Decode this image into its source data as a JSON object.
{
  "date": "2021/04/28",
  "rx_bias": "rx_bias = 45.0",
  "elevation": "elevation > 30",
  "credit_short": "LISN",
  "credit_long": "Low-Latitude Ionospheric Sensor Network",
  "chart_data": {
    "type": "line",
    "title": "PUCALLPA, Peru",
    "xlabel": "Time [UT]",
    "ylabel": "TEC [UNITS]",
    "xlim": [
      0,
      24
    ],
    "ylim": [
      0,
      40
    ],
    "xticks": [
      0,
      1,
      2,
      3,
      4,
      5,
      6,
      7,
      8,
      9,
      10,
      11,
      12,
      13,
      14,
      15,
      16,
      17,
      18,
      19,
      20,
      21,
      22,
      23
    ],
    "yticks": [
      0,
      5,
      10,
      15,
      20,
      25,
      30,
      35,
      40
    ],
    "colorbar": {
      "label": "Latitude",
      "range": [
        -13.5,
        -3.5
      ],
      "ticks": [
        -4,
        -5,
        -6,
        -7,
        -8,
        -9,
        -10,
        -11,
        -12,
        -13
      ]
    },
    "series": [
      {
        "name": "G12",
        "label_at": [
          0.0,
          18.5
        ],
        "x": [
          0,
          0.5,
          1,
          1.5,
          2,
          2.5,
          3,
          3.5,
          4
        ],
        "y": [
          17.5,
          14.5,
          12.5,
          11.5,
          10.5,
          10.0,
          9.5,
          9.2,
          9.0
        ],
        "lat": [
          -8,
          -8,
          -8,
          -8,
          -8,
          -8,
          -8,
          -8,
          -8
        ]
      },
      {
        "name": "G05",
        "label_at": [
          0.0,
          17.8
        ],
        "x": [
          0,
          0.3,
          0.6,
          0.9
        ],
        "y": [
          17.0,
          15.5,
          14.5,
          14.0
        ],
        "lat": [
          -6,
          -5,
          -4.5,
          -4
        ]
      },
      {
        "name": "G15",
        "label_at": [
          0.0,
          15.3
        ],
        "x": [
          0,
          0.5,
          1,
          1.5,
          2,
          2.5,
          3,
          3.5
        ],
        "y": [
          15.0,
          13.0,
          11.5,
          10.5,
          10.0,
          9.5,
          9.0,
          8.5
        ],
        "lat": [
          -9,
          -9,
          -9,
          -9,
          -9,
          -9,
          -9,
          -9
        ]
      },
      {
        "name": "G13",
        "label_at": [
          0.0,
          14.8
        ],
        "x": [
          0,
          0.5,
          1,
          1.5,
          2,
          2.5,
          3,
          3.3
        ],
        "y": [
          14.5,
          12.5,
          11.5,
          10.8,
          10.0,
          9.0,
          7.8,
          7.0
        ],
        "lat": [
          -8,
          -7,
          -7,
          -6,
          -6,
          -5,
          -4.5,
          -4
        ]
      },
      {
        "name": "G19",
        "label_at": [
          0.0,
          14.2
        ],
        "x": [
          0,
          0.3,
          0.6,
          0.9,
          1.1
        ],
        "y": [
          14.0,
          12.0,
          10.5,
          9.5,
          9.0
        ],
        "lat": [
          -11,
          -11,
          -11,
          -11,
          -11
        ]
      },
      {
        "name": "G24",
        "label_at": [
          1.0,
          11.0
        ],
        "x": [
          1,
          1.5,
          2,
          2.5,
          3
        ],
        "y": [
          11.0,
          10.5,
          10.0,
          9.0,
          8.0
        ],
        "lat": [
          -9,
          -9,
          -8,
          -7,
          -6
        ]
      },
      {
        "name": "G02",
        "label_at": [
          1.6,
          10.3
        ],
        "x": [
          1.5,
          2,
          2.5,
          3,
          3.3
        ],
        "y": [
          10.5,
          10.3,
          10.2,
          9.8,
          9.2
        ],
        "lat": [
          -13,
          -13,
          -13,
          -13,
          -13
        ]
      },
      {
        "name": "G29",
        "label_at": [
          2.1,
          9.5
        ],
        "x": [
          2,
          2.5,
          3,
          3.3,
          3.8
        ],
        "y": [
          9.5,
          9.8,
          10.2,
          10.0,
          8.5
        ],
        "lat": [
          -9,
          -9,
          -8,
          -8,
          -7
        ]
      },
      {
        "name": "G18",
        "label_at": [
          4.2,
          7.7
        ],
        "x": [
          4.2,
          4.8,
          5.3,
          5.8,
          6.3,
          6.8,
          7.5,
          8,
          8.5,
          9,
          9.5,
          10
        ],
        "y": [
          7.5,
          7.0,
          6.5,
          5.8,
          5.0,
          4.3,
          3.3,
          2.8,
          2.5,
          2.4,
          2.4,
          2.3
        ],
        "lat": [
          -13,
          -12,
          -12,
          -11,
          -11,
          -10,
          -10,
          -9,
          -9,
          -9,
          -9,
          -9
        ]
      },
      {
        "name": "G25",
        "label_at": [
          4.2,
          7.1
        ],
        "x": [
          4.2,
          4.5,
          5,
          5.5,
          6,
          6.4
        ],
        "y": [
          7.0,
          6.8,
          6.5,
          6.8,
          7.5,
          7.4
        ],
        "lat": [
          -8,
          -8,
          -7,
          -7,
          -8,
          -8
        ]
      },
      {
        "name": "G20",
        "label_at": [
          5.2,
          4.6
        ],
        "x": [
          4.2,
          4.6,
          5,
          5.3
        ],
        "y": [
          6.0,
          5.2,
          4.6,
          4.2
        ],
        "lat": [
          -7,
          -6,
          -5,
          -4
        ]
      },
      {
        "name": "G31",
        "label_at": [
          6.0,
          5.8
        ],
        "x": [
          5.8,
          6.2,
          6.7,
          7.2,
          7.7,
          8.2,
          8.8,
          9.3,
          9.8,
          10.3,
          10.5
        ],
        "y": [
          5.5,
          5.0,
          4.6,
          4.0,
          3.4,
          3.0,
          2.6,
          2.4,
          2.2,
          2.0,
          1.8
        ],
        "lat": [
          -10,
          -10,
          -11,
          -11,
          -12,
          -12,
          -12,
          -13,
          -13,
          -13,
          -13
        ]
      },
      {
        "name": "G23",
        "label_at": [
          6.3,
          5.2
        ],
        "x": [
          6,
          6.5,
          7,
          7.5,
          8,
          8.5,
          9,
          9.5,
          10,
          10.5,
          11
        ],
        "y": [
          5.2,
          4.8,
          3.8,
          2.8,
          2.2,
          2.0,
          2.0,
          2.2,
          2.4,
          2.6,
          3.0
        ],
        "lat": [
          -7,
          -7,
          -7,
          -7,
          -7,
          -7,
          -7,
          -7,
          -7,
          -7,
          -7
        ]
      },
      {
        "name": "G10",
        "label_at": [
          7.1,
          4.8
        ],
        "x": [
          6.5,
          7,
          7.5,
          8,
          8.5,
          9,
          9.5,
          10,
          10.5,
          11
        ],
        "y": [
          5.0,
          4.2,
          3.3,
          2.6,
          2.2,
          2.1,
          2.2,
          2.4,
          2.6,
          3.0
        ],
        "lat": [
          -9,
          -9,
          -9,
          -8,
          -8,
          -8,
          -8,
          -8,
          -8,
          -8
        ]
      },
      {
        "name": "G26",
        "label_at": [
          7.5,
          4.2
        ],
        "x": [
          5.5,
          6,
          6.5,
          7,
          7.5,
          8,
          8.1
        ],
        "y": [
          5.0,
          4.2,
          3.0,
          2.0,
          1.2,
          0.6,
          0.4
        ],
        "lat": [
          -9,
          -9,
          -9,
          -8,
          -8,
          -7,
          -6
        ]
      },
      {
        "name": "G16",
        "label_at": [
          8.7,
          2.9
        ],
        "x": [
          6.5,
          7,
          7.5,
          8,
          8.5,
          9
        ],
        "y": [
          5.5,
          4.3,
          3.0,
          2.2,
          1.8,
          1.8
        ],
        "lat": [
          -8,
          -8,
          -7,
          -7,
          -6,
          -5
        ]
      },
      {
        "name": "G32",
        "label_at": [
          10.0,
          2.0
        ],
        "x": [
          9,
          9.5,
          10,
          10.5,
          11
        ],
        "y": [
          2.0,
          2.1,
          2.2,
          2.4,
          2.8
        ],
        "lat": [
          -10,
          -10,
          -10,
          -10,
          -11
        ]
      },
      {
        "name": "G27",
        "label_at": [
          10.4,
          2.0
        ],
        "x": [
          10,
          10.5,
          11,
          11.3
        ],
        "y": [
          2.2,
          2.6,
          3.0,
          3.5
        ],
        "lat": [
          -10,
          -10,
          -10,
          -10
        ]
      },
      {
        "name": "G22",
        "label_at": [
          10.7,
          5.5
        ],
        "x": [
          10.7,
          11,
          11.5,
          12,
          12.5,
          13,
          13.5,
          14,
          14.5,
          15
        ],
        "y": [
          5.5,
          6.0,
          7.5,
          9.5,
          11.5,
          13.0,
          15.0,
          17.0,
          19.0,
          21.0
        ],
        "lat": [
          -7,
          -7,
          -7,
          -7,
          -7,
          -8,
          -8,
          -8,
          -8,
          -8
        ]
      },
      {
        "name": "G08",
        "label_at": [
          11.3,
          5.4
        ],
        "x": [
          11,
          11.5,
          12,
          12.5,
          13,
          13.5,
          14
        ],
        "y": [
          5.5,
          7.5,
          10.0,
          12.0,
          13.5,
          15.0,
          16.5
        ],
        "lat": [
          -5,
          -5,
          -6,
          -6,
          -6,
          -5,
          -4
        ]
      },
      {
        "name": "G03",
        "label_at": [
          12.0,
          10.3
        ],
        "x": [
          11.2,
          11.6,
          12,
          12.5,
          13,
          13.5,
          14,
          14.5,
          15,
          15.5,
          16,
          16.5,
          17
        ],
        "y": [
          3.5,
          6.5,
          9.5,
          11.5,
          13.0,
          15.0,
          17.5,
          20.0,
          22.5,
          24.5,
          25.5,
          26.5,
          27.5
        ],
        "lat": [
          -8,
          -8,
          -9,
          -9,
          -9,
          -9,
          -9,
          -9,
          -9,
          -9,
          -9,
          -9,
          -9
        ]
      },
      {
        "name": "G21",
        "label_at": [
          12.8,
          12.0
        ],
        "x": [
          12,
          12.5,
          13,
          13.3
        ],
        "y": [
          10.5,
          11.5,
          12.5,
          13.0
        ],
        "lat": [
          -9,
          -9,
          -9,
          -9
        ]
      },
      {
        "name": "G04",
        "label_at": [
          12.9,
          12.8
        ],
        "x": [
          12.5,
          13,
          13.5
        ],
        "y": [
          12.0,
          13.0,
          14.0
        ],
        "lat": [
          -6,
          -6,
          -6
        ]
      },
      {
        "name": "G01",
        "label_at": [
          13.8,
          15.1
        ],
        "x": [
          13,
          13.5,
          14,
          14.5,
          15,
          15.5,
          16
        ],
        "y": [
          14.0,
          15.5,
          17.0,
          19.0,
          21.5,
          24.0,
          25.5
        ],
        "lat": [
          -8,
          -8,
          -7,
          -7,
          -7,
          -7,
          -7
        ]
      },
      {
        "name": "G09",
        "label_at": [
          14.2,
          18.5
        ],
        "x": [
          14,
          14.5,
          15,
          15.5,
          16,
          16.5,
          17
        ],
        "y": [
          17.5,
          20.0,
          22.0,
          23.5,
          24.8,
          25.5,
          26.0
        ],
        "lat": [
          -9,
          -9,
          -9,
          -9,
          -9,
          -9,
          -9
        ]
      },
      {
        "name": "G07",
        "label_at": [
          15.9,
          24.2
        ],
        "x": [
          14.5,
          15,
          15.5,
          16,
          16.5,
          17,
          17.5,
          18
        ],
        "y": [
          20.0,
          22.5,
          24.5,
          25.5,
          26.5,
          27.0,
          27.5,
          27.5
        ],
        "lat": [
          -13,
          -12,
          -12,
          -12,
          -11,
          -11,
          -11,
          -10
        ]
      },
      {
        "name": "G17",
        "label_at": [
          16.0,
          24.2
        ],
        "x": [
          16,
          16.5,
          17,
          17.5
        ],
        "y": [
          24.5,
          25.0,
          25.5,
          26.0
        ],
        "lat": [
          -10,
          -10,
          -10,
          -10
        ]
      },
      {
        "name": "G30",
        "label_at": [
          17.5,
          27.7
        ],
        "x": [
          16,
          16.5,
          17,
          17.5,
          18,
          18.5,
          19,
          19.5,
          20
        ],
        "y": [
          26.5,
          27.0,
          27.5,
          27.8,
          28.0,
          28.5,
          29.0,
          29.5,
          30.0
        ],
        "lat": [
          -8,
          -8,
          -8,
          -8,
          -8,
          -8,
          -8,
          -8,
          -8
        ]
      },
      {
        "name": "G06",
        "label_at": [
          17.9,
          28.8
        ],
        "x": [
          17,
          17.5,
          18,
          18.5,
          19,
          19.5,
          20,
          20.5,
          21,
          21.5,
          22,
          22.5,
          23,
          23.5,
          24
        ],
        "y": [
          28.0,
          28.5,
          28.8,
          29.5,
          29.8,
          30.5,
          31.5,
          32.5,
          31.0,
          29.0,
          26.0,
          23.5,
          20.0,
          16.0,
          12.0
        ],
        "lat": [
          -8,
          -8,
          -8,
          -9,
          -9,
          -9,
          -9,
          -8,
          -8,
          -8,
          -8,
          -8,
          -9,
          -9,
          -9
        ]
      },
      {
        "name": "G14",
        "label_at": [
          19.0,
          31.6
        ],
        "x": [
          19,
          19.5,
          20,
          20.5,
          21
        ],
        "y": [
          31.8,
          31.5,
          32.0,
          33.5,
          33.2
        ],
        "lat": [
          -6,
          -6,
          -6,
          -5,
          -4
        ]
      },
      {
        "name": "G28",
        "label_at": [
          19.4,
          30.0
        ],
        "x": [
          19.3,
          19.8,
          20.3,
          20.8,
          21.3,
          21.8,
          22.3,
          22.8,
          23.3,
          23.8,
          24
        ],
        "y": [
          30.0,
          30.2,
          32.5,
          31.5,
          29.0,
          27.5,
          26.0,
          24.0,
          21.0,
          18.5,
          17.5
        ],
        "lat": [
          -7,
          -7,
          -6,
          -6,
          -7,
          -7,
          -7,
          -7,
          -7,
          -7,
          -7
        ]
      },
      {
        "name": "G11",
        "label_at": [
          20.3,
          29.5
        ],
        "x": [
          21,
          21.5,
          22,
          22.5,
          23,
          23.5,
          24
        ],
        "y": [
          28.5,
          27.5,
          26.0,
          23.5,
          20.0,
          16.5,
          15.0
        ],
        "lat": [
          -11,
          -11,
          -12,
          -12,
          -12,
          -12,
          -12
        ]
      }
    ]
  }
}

══════

# [STATED GOAL]
Look over the material above and show each line where "Latitude" appears.

# [ANSWER TO THE TASK]
  "credit_long": "Low-Latitude Ionospheric Sensor Network",
      "label": "Latitude",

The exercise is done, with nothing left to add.